Where a line in the listing contains the string "yapıyor", copy that line out.

# [Listing]
-=-=-=-=-

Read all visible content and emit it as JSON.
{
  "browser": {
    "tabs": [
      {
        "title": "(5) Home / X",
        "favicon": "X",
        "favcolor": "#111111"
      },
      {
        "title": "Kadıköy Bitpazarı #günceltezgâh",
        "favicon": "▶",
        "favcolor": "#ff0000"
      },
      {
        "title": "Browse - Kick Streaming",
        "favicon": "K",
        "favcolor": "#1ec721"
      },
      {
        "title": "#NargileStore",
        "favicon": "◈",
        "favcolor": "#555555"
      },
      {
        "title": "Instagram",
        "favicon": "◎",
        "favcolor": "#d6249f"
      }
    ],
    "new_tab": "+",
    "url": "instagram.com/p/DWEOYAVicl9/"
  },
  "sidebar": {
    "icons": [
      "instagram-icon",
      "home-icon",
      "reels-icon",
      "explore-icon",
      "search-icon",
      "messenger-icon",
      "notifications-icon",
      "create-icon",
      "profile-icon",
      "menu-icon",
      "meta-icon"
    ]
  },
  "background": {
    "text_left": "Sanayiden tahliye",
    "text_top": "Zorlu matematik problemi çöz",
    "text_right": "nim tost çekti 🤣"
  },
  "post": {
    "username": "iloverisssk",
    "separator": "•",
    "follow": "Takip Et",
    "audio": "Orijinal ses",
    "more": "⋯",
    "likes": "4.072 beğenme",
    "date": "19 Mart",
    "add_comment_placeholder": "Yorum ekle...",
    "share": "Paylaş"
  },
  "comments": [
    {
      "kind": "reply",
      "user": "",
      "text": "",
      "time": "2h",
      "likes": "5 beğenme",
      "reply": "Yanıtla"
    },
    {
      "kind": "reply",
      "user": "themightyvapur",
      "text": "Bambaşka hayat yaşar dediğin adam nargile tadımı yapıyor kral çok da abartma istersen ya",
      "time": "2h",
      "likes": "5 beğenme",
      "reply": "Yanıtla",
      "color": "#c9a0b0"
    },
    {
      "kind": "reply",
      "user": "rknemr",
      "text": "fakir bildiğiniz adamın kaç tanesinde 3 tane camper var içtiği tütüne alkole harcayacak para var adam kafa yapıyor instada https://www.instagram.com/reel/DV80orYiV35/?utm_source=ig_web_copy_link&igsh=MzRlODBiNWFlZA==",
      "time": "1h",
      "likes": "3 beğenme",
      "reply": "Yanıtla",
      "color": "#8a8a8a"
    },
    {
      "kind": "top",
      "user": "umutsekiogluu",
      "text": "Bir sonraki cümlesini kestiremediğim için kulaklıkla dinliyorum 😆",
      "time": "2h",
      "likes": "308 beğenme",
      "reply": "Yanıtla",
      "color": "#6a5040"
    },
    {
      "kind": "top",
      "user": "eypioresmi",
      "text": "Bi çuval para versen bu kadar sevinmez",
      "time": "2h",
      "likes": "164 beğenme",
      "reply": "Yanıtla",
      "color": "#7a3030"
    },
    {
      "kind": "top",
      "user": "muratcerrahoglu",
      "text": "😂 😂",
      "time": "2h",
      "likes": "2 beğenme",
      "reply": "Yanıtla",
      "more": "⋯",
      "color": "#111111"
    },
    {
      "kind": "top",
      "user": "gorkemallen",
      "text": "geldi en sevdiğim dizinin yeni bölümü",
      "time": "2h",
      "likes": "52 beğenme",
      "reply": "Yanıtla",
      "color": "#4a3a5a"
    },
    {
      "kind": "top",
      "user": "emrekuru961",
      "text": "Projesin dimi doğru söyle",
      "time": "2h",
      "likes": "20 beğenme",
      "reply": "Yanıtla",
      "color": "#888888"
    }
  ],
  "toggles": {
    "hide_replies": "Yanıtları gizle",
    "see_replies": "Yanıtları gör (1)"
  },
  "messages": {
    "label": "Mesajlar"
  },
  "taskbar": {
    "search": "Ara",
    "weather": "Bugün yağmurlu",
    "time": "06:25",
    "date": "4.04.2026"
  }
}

-=-=-=-=-

# [Right answer]
      "text": "Bambaşka hayat yaşar dediğin adam nargile tadımı yapıyor kral çok da abartma istersen ya",
      "text": "fakir bildiğiniz adamın kaç tanesinde 3 tane camper var içtiği tütüne alkole harcayacak para var adam kafa yapıyor instada https://www.instagram.com/reel/DV80orYiV35/?utm_source=ig_web_copy_link&igsh=MzRlODBiNWFlZA==",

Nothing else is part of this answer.